# [Exercise]
Every entry must be echoed exactly.
[Start Entries]
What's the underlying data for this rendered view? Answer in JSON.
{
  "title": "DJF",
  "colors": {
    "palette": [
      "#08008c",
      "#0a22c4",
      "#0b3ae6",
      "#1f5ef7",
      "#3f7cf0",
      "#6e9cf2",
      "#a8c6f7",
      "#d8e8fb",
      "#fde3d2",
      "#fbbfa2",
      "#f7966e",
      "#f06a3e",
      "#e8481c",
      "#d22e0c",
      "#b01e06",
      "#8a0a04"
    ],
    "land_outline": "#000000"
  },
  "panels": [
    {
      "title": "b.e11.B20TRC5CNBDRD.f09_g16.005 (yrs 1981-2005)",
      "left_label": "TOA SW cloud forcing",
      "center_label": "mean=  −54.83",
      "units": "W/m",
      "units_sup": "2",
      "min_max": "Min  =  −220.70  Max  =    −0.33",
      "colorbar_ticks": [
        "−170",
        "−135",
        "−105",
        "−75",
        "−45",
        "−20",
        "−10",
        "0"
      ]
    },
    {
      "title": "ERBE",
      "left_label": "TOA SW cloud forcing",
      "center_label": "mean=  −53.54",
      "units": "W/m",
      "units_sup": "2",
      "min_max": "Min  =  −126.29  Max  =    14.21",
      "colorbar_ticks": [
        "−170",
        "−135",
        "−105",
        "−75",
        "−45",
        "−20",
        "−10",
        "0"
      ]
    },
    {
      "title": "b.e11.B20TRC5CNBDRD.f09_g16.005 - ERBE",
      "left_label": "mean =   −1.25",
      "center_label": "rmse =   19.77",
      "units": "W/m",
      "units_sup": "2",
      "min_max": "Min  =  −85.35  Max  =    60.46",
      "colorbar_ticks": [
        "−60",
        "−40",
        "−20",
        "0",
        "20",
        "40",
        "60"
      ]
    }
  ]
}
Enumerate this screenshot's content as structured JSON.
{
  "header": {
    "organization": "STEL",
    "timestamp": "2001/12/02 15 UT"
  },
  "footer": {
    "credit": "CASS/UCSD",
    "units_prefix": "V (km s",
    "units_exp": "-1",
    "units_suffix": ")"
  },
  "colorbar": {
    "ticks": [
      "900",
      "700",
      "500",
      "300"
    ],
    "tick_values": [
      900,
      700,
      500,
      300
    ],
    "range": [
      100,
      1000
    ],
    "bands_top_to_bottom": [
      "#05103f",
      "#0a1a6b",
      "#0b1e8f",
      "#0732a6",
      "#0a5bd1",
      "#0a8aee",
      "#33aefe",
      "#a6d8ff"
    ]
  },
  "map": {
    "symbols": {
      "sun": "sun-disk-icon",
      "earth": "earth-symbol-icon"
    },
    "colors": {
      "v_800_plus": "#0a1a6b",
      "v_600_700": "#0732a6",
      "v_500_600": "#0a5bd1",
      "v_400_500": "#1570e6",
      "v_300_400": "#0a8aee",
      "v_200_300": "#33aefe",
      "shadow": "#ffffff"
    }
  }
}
[End Entries]
# [The answer]
What's the underlying data for this rendered view? Answer in JSON.
{
  "title": "DJF",
  "colors": {
    "palette": [
      "#08008c",
      "#0a22c4",
      "#0b3ae6",
      "#1f5ef7",
      "#3f7cf0",
      "#6e9cf2",
      "#a8c6f7",
      "#d8e8fb",
      "#fde3d2",
      "#fbbfa2",
      "#f7966e",
      "#f06a3e",
      "#e8481c",
      "#d22e0c",
      "#b01e06",
      "#8a0a04"
    ],
    "land_outline": "#000000"
  },
  "panels": [
    {
      "title": "b.e11.B20TRC5CNBDRD.f09_g16.005 (yrs 1981-2005)",
      "left_label": "TOA SW cloud forcing",
      "center_label": "mean=  −54.83",
      "units": "W/m",
      "units_sup": "2",
      "min_max": "Min  =  −220.70  Max  =    −0.33",
      "colorbar_ticks": [
        "−170",
        "−135",
        "−105",
        "−75",
        "−45",
        "−20",
        "−10",
        "0"
      ]
    },
    {
      "title": "ERBE",
      "left_label": "TOA SW cloud forcing",
      "center_label": "mean=  −53.54",
      "units": "W/m",
      "units_sup": "2",
      "min_max": "Min  =  −126.29  Max  =    14.21",
      "colorbar_ticks": [
        "−170",
        "−135",
        "−105",
        "−75",
        "−45",
        "−20",
        "−10",
        "0"
      ]
    },
    {
      "title": "b.e11.B20TRC5CNBDRD.f09_g16.005 - ERBE",
      "left_label": "mean =   −1.25",
      "center_label": "rmse =   19.77",
      "units": "W/m",
      "units_sup": "2",
      "min_max": "Min  =  −85.35  Max  =    60.46",
      "colorbar_ticks": [
        "−60",
        "−40",
        "−20",
        "0",
        "20",
        "40",
        "60"
      ]
    }
  ]
}
Enumerate this screenshot's content as structured JSON.
{
  "header": {
    "organization": "STEL",
    "timestamp": "2001/12/02 15 UT"
  },
  "footer": {
    "credit": "CASS/UCSD",
    "units_prefix": "V (km s",
    "units_exp": "-1",
    "units_suffix": ")"
  },
  "colorbar": {
    "ticks": [
      "900",
      "700",
      "500",
      "300"
    ],
    "tick_values": [
      900,
      700,
      500,
      300
    ],
    "range": [
      100,
      1000
    ],
    "bands_top_to_bottom": [
      "#05103f",
      "#0a1a6b",
      "#0b1e8f",
      "#0732a6",
      "#0a5bd1",
      "#0a8aee",
      "#33aefe",
      "#a6d8ff"
    ]
  },
  "map": {
    "symbols": {
      "sun": "sun-disk-icon",
      "earth": "earth-symbol-icon"
    },
    "colors": {
      "v_800_plus": "#0a1a6b",
      "v_600_700": "#0732a6",
      "v_500_600": "#0a5bd1",
      "v_400_500": "#1570e6",
      "v_300_400": "#0a8aee",
      "v_200_300": "#33aefe",
      "shadow": "#ffffff"
    }
  }
}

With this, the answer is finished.